── The records ──

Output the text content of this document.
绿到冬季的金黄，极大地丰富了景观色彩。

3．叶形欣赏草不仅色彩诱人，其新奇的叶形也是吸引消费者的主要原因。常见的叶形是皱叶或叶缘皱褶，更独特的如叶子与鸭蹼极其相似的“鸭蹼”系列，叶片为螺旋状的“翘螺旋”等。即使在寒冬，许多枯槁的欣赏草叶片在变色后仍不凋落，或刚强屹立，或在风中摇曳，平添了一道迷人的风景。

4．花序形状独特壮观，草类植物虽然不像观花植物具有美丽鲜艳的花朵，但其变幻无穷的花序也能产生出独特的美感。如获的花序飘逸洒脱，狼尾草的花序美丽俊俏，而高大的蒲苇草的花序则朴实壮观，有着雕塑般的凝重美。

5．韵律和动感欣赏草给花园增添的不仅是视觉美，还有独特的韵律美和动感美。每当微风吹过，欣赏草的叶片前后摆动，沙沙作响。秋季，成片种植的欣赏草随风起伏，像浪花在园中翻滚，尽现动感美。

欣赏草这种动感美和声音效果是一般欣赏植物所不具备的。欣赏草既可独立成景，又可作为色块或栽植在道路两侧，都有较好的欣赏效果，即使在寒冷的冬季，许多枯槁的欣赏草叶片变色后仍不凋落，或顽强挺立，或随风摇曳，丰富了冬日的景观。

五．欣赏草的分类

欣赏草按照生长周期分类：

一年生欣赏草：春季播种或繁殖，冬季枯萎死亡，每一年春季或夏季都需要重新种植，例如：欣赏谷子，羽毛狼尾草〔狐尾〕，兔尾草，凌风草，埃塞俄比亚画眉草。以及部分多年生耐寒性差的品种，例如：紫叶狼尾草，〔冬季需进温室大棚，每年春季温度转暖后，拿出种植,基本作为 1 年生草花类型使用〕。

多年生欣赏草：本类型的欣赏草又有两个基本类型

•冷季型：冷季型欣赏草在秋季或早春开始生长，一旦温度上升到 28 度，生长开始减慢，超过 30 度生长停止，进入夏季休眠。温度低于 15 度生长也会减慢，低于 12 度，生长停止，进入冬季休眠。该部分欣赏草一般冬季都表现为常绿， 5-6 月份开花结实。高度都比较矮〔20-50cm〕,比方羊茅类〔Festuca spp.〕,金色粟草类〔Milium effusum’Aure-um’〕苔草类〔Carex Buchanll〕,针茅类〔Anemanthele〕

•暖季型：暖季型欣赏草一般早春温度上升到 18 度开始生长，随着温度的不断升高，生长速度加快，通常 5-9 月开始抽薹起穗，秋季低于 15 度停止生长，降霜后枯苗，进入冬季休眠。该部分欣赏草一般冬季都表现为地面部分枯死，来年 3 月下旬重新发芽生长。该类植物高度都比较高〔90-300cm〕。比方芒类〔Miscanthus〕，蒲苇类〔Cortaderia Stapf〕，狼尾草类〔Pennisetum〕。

───

### What is needed
Only the number is wanted: how many lines in the entries above contain the word "进入冬季休眠"?

### Complete response
2